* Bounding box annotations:

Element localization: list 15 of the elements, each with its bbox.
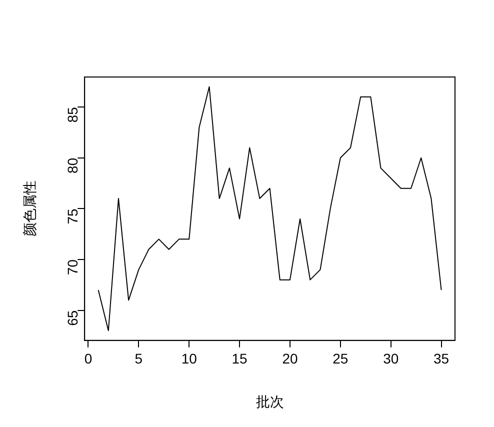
y-tick-label: 80	[64, 158, 80, 174]
x-tick-label: 0	[84, 350, 92, 367]
y-axis-title: 颜色属性	[21, 180, 38, 237]
x-tick-label: 15	[232, 350, 248, 367]
y-tick-label: 65	[64, 310, 80, 326]
x-tick-label: 30	[383, 350, 399, 367]
y-tick-label: 85	[64, 106, 80, 123]
y-tick-label: 70	[64, 259, 80, 276]
x-tick-label: 10	[181, 350, 198, 367]
x-tick-label: 25	[332, 350, 348, 367]
x-tick-label: 5	[134, 350, 143, 367]
x-axis-title: 批次	[256, 393, 284, 410]
y-tick-label: 75	[64, 208, 80, 224]
x-tick-label: 35	[433, 350, 450, 367]
x-tick-label: 20	[282, 350, 298, 367]
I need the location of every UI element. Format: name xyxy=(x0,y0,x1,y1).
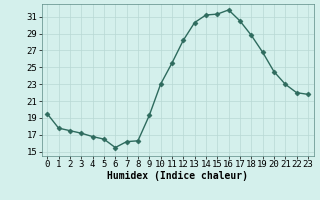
X-axis label: Humidex (Indice chaleur): Humidex (Indice chaleur) xyxy=(107,171,248,181)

* Exercise instructions:
Copy out every line of the listing above word for word, leaving out the pictures.

* Answer:
Element localization: list 15 of the elements, each with its bbox.
y-tick-label: 80	[64, 158, 80, 174]
x-tick-label: 0	[84, 350, 92, 367]
y-axis-title: 颜色属性	[21, 180, 38, 237]
x-tick-label: 15	[232, 350, 248, 367]
y-tick-label: 65	[64, 310, 80, 326]
x-tick-label: 30	[383, 350, 399, 367]
y-tick-label: 85	[64, 106, 80, 123]
y-tick-label: 70	[64, 259, 80, 276]
x-tick-label: 10	[181, 350, 198, 367]
x-tick-label: 25	[332, 350, 348, 367]
x-tick-label: 5	[134, 350, 143, 367]
x-axis-title: 批次	[256, 393, 284, 410]
y-tick-label: 75	[64, 208, 80, 224]
x-tick-label: 35	[433, 350, 450, 367]
x-tick-label: 20	[282, 350, 298, 367]
I need the location of every UI element. Format: name xyxy=(x0,y0,x1,y1).
X-axis label: Humidex (Indice chaleur): Humidex (Indice chaleur) xyxy=(107,171,248,181)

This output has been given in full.